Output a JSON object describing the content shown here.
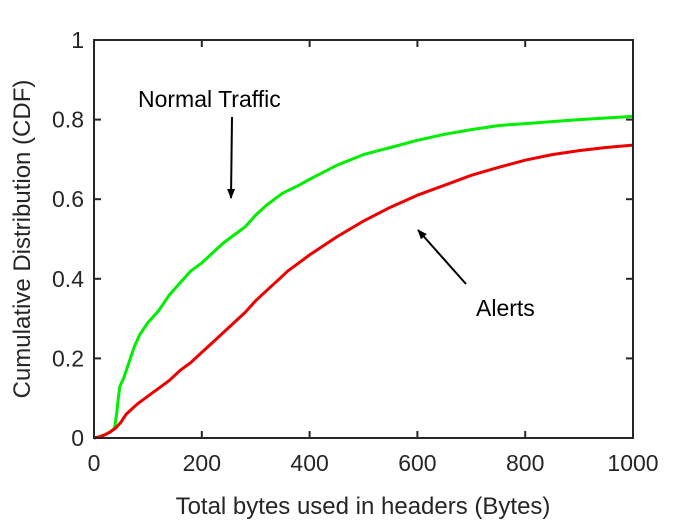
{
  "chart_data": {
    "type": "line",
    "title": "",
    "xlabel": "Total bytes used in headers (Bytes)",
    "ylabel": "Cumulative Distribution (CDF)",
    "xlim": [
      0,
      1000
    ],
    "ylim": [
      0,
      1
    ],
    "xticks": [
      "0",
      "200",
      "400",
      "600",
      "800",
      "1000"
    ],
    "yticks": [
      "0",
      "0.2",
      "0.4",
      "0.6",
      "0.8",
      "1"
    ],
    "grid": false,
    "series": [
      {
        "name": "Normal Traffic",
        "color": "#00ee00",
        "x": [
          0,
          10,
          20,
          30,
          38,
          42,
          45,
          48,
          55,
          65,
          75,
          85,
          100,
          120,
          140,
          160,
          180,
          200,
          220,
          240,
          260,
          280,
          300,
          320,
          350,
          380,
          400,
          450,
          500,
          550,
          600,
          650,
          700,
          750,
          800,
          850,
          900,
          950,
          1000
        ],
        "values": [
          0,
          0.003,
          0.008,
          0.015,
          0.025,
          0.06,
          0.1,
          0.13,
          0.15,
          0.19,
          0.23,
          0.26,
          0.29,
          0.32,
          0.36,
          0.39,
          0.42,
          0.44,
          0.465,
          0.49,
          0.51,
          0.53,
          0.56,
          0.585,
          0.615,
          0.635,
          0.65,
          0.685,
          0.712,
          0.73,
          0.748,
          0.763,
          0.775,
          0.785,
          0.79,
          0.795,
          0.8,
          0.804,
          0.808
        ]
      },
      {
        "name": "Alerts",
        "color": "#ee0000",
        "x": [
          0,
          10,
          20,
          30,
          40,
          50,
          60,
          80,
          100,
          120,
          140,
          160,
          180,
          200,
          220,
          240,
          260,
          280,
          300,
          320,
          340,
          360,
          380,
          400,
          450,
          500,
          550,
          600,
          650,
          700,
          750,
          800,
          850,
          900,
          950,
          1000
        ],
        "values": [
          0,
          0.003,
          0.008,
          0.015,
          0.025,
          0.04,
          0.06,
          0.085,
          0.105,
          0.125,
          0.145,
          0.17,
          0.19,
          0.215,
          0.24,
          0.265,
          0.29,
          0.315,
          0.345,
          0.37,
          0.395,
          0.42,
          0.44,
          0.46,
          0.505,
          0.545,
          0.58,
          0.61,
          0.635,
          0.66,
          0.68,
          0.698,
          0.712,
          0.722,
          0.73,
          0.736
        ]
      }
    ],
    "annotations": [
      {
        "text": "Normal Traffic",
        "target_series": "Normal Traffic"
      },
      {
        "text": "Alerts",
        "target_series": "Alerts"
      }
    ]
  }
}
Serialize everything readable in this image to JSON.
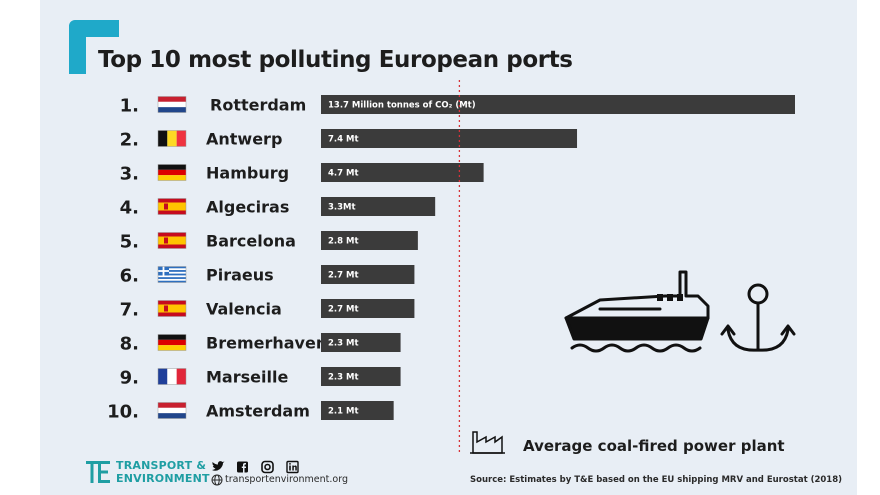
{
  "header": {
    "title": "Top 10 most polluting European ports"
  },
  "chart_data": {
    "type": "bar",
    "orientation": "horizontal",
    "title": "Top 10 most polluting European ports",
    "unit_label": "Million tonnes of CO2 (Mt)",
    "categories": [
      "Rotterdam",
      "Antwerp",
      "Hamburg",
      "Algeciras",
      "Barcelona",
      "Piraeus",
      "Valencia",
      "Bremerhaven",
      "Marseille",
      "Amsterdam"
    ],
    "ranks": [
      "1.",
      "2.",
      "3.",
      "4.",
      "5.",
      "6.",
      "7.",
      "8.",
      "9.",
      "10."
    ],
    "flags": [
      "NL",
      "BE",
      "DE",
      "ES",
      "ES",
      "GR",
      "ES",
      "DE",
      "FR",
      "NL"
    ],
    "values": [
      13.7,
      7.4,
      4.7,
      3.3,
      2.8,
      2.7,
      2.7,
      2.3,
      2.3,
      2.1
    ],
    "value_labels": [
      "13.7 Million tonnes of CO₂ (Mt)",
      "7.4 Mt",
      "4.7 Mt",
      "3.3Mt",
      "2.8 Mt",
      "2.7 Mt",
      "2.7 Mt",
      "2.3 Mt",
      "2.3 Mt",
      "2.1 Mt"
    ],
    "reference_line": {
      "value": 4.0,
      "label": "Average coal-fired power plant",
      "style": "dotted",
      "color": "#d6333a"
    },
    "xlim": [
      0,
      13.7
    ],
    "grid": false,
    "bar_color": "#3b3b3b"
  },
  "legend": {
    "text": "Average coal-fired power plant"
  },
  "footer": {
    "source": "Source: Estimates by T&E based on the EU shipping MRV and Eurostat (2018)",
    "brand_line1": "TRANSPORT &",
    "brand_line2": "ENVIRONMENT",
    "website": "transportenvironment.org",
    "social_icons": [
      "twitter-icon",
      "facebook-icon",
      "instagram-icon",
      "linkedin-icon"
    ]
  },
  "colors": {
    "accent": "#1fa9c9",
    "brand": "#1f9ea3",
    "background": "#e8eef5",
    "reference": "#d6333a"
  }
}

-*-

▶ WORK TO DO
Which lines hold the word "polluting"? Copy every one of them.

▶ CORRECT ANSWER
    "title": "Top 10 most polluting European ports"
    "title": "Top 10 most polluting European ports",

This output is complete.